To do: Go through the records and extract every line with the word "altro".

------------------------------------------------------------

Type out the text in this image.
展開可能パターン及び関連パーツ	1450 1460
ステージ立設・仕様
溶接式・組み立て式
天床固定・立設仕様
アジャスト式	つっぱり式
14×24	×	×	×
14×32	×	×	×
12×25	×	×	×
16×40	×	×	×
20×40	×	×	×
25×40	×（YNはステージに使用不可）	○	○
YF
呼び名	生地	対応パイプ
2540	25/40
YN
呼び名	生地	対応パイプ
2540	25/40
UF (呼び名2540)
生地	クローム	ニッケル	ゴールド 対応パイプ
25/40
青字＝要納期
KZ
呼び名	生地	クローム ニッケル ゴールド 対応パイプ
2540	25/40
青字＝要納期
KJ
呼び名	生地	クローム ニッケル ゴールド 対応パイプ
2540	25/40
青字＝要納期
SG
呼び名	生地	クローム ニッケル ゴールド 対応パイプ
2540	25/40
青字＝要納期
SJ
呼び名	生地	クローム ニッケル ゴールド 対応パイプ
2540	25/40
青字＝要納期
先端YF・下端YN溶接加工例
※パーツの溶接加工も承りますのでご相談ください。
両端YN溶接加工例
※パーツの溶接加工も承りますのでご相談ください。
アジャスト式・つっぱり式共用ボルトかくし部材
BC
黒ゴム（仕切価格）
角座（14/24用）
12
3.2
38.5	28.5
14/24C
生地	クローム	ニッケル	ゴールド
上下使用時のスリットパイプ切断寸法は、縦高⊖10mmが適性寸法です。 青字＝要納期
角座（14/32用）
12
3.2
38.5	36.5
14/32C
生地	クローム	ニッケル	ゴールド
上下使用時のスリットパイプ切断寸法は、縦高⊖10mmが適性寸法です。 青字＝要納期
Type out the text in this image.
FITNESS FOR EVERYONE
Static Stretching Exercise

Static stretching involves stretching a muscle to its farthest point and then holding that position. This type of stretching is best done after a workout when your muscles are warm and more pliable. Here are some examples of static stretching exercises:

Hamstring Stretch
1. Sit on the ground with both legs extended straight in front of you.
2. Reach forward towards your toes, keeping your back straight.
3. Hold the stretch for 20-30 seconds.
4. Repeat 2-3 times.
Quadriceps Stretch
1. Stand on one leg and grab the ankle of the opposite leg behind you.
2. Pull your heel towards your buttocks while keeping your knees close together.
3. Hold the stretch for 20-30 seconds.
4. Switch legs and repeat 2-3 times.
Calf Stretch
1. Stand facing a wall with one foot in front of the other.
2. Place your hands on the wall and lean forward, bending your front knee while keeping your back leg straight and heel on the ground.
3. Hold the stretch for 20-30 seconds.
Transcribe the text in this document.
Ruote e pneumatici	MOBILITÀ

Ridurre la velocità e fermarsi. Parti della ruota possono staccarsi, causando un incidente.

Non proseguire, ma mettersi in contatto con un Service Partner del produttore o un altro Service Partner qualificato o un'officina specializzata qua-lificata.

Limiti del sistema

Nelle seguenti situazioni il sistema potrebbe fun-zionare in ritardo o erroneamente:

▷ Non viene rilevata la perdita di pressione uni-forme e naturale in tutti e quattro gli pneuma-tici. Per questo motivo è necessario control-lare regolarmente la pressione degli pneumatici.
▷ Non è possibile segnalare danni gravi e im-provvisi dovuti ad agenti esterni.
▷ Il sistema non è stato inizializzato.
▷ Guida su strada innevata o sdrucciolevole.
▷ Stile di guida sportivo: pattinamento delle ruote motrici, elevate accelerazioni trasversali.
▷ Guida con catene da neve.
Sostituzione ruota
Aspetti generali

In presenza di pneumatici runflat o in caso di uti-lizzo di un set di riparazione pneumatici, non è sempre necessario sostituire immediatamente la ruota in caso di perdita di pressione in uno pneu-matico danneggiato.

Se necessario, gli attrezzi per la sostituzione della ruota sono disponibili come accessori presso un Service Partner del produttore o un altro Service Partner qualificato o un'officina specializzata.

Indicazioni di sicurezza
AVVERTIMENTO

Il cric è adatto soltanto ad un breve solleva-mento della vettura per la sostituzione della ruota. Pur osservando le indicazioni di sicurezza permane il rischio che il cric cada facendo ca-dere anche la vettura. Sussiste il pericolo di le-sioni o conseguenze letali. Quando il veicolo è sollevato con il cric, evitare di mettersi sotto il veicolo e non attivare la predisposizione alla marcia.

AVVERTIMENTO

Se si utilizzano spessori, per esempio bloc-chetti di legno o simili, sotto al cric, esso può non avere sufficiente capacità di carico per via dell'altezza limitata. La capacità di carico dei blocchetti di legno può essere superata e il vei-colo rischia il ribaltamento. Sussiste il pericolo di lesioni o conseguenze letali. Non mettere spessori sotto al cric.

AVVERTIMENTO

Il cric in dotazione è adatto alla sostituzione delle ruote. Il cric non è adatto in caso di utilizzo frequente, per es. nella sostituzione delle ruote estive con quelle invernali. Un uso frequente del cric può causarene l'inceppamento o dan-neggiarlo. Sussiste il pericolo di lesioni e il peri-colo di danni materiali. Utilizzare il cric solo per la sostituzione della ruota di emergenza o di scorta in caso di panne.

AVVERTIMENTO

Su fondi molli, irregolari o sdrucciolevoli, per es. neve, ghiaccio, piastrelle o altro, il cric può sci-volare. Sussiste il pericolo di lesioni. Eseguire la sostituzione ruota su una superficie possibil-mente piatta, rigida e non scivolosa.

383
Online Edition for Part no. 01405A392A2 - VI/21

------------------------------------------------------------

Solution to this task:
Non proseguire, ma mettersi in contatto con un Service Partner del produttore o un altro Service Partner qualificato o un'officina specializzata qua-lificata.
Se necessario, gli attrezzi per la sostituzione della ruota sono disponibili come accessori presso un Service Partner del produttore o un altro Service Partner qualificato o un'officina specializzata.
Su fondi molli, irregolari o sdrucciolevoli, per es. neve, ghiaccio, piastrelle o altro, il cric può sci-volare. Sussiste il pericolo di lesioni. Eseguire la sostituzione ruota su una superficie possibil-mente piatta, rigida e non scivolosa.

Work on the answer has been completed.